__GIVEN REQUEST__. Go through the material and tally the lines containing the string "阅读图文材料". Give the total alone.

__ENTRIES SHOWN__.
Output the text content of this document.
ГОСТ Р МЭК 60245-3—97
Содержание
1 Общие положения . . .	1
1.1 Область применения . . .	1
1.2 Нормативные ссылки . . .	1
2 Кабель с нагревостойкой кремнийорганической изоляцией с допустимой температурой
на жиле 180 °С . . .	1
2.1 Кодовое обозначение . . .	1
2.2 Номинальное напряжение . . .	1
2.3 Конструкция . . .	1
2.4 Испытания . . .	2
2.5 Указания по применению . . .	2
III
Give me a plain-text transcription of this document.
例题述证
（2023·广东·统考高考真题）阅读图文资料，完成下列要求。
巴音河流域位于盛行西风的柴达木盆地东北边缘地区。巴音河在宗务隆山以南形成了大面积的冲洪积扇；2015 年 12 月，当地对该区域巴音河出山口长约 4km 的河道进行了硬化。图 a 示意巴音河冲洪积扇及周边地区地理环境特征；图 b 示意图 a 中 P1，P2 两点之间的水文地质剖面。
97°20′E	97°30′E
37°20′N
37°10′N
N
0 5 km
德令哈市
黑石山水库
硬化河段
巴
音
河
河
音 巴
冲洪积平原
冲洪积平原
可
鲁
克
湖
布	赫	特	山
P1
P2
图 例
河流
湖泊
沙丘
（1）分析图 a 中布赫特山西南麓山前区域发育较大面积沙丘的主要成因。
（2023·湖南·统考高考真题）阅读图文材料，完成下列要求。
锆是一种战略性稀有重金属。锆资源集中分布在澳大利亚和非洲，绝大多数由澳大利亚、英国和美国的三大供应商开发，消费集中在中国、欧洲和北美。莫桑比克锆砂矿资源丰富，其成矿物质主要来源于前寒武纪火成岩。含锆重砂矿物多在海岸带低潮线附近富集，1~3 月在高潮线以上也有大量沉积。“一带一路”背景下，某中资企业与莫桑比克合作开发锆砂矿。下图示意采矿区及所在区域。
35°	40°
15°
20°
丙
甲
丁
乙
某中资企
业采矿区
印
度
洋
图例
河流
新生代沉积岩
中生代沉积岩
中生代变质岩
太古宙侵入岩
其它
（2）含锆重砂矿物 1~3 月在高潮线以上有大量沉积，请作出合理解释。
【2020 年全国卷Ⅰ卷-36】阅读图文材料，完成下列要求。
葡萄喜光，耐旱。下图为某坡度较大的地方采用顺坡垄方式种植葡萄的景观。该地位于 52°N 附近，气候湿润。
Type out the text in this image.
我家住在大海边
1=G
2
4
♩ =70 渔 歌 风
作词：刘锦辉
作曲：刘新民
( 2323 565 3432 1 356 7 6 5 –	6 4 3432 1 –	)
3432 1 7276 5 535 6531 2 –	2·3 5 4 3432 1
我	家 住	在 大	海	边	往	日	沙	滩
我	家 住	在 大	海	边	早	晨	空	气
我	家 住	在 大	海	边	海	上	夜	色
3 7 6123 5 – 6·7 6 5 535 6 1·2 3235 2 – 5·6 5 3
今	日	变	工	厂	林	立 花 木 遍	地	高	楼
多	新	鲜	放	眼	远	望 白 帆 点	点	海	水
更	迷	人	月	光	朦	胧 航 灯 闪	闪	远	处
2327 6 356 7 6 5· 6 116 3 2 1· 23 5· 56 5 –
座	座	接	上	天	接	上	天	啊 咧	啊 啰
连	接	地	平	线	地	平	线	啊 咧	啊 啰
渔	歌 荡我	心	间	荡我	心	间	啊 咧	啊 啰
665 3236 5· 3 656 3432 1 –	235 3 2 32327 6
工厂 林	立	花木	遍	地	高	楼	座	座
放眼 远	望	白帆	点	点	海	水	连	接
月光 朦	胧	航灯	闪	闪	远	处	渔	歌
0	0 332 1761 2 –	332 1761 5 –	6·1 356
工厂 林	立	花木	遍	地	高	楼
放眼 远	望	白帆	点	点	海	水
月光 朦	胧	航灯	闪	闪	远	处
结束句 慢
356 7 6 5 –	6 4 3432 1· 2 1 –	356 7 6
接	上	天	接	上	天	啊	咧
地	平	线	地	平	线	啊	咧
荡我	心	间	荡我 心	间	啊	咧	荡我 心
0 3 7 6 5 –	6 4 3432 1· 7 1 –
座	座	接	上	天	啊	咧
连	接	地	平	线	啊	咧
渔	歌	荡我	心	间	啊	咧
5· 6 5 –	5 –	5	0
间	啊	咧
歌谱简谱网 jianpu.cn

__OUTPUT OF THE EXERCISE__. 2